▶ **Task goal**: Write out exactly the lines running from the one with "Type out the text in this image." to the end of the data, including both of those lines and excluding pictures.

▶ **Given records**:
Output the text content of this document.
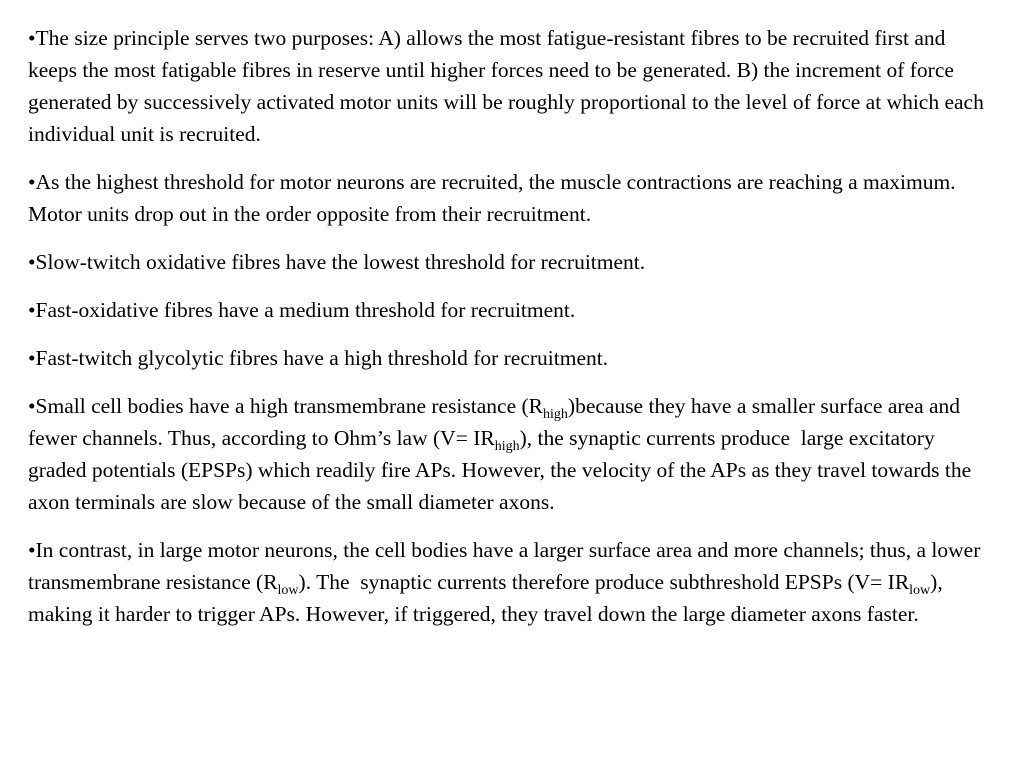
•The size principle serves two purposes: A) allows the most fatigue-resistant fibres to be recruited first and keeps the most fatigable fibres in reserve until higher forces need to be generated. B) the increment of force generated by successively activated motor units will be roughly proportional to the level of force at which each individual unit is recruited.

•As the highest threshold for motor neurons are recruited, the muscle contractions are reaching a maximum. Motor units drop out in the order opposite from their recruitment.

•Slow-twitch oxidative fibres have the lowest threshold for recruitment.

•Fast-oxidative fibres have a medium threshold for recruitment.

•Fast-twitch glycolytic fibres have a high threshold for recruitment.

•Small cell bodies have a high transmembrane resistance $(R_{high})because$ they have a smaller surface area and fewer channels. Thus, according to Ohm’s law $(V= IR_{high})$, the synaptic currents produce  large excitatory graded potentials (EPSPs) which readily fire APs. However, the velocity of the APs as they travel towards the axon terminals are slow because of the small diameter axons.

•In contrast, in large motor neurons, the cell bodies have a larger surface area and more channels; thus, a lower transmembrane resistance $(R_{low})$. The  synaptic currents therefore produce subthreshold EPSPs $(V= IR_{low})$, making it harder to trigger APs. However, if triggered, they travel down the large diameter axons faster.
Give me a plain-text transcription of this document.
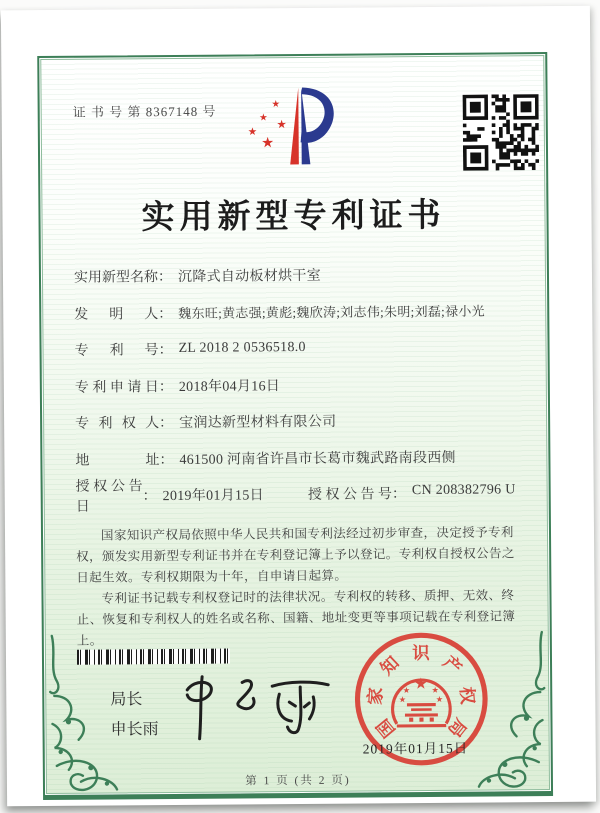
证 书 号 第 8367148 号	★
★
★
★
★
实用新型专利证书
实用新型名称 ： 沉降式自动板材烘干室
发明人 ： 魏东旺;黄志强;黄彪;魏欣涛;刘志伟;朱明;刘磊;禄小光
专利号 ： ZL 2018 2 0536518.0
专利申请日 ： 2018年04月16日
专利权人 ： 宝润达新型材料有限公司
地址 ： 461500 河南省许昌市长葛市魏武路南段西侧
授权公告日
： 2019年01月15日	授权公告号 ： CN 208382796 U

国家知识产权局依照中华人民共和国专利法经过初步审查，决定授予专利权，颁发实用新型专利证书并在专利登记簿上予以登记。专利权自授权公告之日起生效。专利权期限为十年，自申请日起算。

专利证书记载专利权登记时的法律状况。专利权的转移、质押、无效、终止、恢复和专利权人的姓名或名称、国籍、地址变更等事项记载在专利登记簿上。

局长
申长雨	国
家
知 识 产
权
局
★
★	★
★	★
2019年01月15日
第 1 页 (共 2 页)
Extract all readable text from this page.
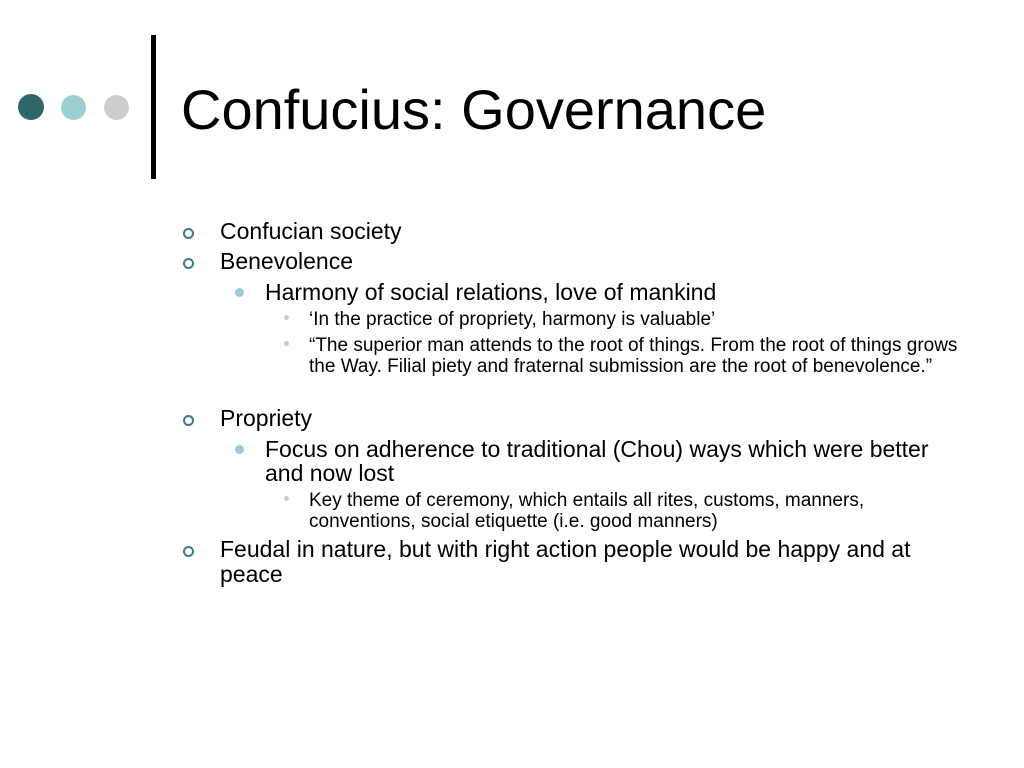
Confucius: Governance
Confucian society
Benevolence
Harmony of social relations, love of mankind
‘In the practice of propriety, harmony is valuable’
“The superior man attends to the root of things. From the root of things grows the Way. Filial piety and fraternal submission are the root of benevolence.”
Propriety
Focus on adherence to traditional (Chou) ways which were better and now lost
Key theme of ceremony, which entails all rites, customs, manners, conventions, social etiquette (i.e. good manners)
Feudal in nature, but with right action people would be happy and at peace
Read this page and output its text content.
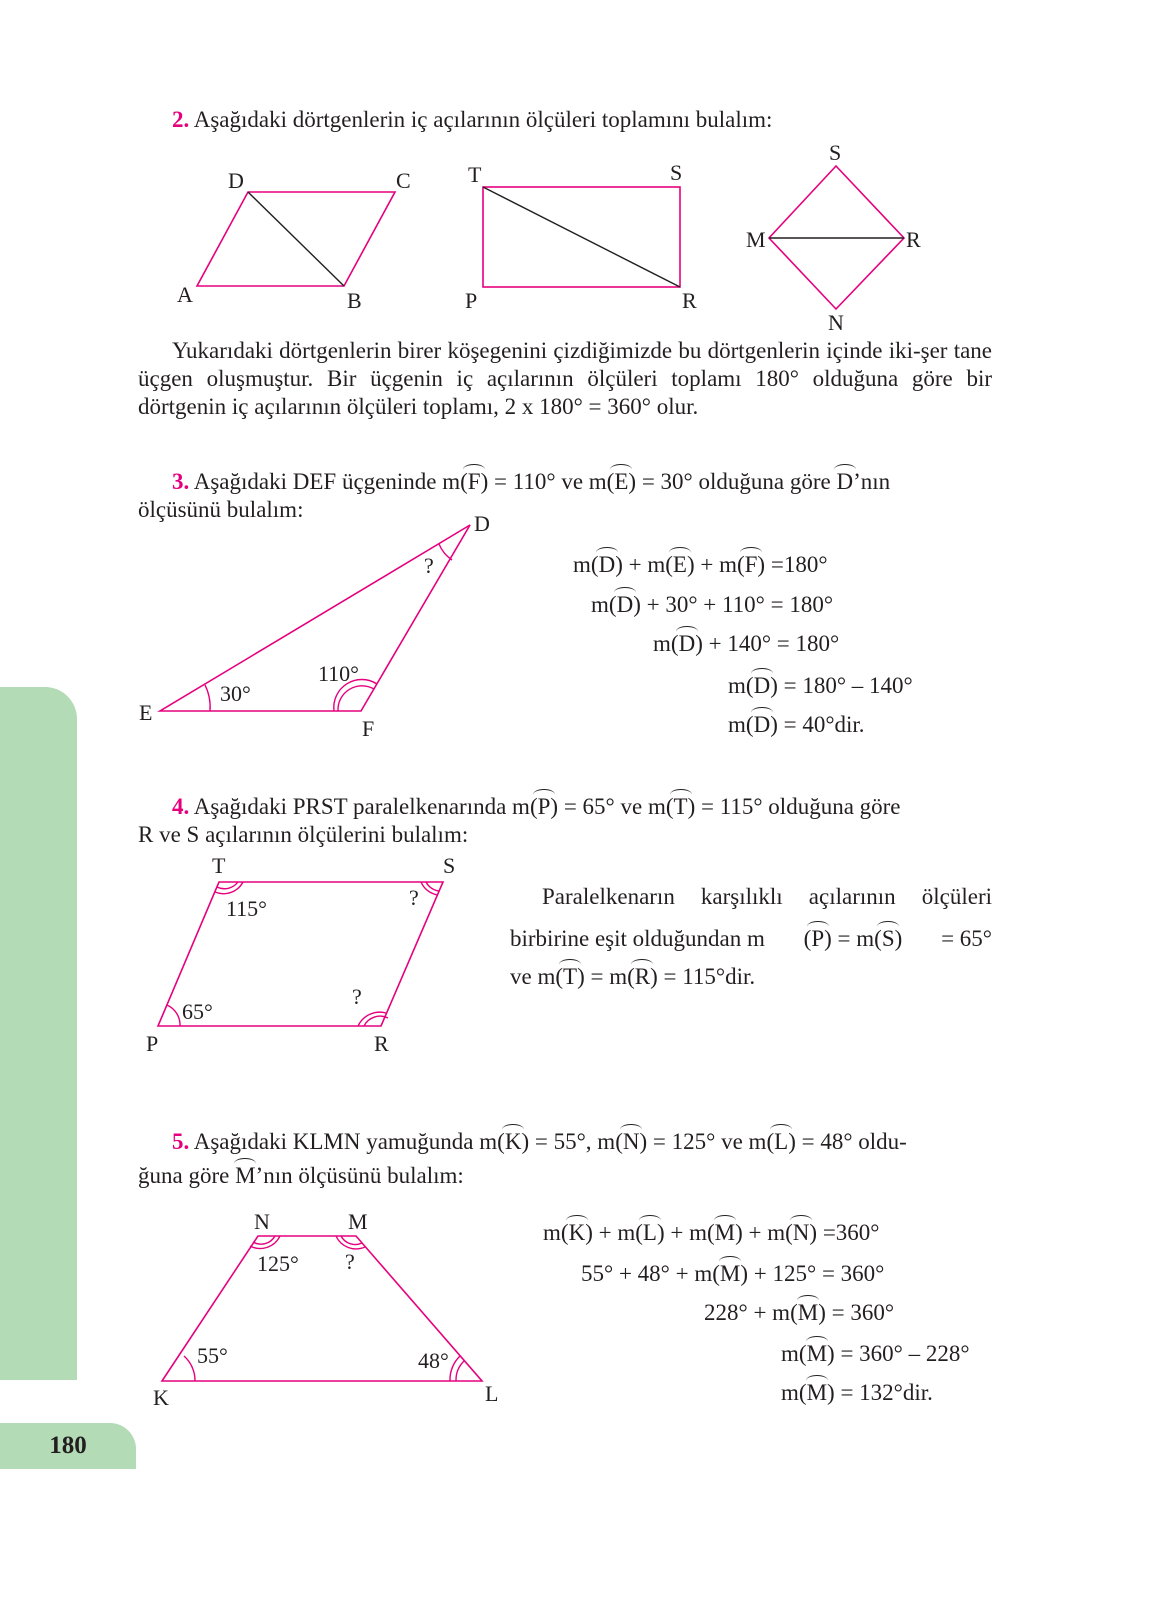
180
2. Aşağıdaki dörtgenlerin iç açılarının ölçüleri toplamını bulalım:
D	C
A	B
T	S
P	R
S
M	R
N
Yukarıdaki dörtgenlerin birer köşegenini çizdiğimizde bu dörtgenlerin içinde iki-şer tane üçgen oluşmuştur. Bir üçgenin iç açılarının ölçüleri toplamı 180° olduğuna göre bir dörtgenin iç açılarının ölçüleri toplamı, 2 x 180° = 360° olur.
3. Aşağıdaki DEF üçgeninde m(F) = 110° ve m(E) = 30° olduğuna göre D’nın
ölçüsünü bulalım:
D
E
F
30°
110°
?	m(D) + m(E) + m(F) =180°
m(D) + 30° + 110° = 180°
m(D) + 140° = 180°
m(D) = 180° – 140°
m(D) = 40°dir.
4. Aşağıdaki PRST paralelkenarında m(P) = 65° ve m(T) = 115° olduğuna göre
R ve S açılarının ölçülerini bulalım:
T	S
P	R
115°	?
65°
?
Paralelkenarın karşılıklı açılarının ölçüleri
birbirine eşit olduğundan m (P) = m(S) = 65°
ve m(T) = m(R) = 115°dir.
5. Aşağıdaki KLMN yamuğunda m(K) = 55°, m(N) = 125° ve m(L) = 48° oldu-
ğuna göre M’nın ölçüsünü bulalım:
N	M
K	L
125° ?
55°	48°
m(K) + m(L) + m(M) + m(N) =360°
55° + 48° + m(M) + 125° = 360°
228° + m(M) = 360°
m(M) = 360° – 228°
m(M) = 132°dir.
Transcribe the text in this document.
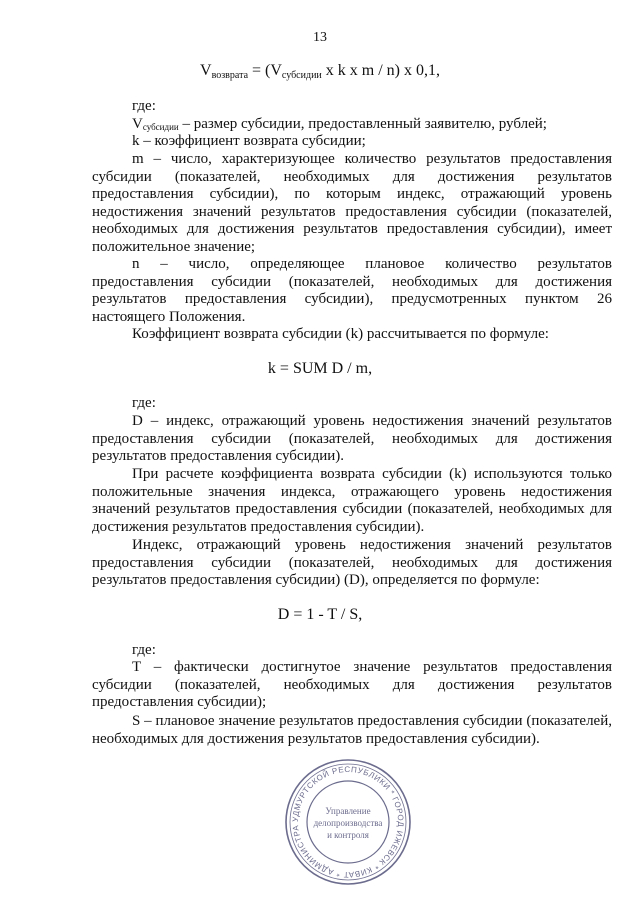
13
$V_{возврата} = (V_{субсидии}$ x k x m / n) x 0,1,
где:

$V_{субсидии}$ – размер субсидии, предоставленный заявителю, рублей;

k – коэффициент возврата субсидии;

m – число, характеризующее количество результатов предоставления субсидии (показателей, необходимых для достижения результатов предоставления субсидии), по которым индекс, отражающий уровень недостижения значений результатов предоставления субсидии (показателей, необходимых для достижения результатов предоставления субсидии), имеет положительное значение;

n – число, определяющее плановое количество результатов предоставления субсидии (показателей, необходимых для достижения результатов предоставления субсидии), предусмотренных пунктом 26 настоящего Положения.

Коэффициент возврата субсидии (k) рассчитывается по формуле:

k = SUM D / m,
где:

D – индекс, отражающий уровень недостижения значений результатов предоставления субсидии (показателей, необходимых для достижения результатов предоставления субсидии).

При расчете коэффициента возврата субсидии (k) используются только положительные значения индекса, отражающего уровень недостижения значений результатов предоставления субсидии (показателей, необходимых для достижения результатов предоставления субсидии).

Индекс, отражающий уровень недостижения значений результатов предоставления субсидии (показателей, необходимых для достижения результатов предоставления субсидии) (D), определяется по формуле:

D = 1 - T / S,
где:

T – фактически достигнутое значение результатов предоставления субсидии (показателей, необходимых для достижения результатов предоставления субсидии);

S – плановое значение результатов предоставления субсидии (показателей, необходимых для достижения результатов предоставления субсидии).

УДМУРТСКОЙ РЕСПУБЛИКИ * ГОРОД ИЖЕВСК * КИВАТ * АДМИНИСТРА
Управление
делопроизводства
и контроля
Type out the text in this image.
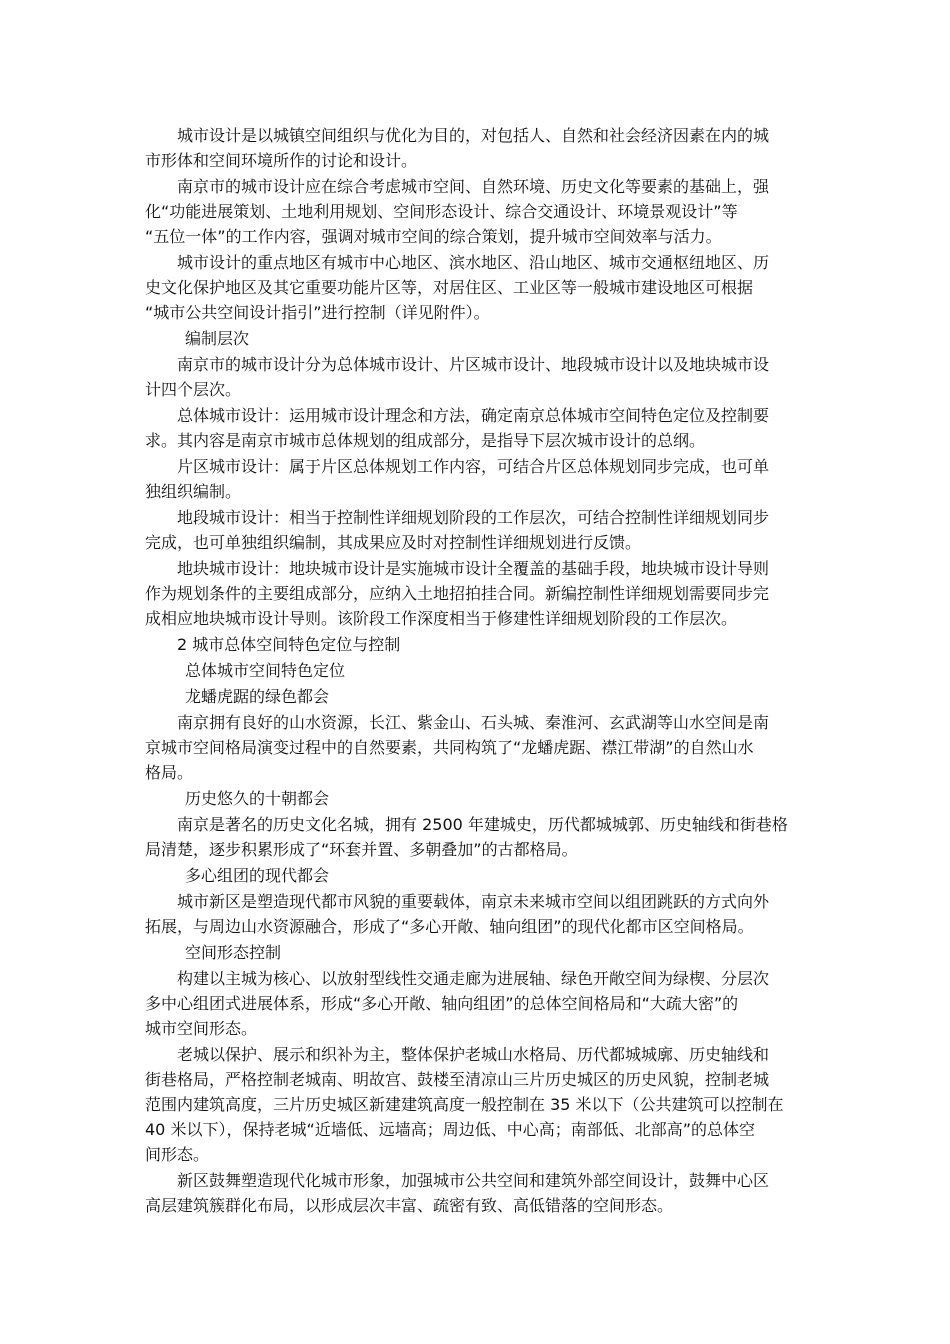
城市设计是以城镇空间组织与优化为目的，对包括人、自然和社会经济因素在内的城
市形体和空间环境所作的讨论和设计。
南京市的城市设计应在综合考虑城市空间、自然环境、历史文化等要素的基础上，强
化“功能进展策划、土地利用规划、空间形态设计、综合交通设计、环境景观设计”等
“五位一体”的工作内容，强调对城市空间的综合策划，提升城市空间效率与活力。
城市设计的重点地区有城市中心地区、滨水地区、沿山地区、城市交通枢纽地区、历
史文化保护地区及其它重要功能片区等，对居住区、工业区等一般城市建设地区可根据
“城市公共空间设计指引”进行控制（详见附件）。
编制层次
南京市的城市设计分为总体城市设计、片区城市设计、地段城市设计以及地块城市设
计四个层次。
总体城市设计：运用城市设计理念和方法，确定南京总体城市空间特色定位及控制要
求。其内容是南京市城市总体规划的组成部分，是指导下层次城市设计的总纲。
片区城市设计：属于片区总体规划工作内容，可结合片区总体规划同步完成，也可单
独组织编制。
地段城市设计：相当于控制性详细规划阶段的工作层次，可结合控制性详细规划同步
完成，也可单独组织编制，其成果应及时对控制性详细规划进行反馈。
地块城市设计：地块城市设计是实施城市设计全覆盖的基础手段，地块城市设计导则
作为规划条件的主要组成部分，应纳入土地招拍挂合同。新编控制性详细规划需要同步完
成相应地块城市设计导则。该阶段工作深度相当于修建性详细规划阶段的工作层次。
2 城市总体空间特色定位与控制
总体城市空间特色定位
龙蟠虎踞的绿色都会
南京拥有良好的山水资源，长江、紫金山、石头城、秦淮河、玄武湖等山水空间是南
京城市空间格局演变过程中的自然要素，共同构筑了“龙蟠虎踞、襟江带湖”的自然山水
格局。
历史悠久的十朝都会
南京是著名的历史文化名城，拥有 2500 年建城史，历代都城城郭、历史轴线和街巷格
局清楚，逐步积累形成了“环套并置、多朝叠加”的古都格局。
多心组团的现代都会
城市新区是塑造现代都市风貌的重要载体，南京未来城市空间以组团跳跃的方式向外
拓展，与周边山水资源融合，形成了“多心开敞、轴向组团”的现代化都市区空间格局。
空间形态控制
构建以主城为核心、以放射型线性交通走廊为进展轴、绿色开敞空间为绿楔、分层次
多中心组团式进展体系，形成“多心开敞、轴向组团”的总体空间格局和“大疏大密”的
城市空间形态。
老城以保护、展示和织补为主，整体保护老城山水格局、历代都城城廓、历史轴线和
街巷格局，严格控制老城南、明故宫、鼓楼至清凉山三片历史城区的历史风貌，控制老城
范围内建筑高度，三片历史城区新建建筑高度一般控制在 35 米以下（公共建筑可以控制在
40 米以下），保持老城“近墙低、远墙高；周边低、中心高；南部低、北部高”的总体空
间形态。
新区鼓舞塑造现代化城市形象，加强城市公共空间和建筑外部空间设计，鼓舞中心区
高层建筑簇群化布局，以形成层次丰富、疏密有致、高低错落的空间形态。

▶ **Correct output**:
Type out the text in this image.
城市设计是以城镇空间组织与优化为目的，对包括人、自然和社会经济因素在内的城
市形体和空间环境所作的讨论和设计。
南京市的城市设计应在综合考虑城市空间、自然环境、历史文化等要素的基础上，强
化“功能进展策划、土地利用规划、空间形态设计、综合交通设计、环境景观设计”等
“五位一体”的工作内容，强调对城市空间的综合策划，提升城市空间效率与活力。
城市设计的重点地区有城市中心地区、滨水地区、沿山地区、城市交通枢纽地区、历
史文化保护地区及其它重要功能片区等，对居住区、工业区等一般城市建设地区可根据
“城市公共空间设计指引”进行控制（详见附件）。
编制层次
南京市的城市设计分为总体城市设计、片区城市设计、地段城市设计以及地块城市设
计四个层次。
总体城市设计：运用城市设计理念和方法，确定南京总体城市空间特色定位及控制要
求。其内容是南京市城市总体规划的组成部分，是指导下层次城市设计的总纲。
片区城市设计：属于片区总体规划工作内容，可结合片区总体规划同步完成，也可单
独组织编制。
地段城市设计：相当于控制性详细规划阶段的工作层次，可结合控制性详细规划同步
完成，也可单独组织编制，其成果应及时对控制性详细规划进行反馈。
地块城市设计：地块城市设计是实施城市设计全覆盖的基础手段，地块城市设计导则
作为规划条件的主要组成部分，应纳入土地招拍挂合同。新编控制性详细规划需要同步完
成相应地块城市设计导则。该阶段工作深度相当于修建性详细规划阶段的工作层次。
2 城市总体空间特色定位与控制
总体城市空间特色定位
龙蟠虎踞的绿色都会
南京拥有良好的山水资源，长江、紫金山、石头城、秦淮河、玄武湖等山水空间是南
京城市空间格局演变过程中的自然要素，共同构筑了“龙蟠虎踞、襟江带湖”的自然山水
格局。
历史悠久的十朝都会
南京是著名的历史文化名城，拥有 2500 年建城史，历代都城城郭、历史轴线和街巷格
局清楚，逐步积累形成了“环套并置、多朝叠加”的古都格局。
多心组团的现代都会
城市新区是塑造现代都市风貌的重要载体，南京未来城市空间以组团跳跃的方式向外
拓展，与周边山水资源融合，形成了“多心开敞、轴向组团”的现代化都市区空间格局。
空间形态控制
构建以主城为核心、以放射型线性交通走廊为进展轴、绿色开敞空间为绿楔、分层次
多中心组团式进展体系，形成“多心开敞、轴向组团”的总体空间格局和“大疏大密”的
城市空间形态。
老城以保护、展示和织补为主，整体保护老城山水格局、历代都城城廓、历史轴线和
街巷格局，严格控制老城南、明故宫、鼓楼至清凉山三片历史城区的历史风貌，控制老城
范围内建筑高度，三片历史城区新建建筑高度一般控制在 35 米以下（公共建筑可以控制在
40 米以下），保持老城“近墙低、远墙高；周边低、中心高；南部低、北部高”的总体空
间形态。
新区鼓舞塑造现代化城市形象，加强城市公共空间和建筑外部空间设计，鼓舞中心区
高层建筑簇群化布局，以形成层次丰富、疏密有致、高低错落的空间形态。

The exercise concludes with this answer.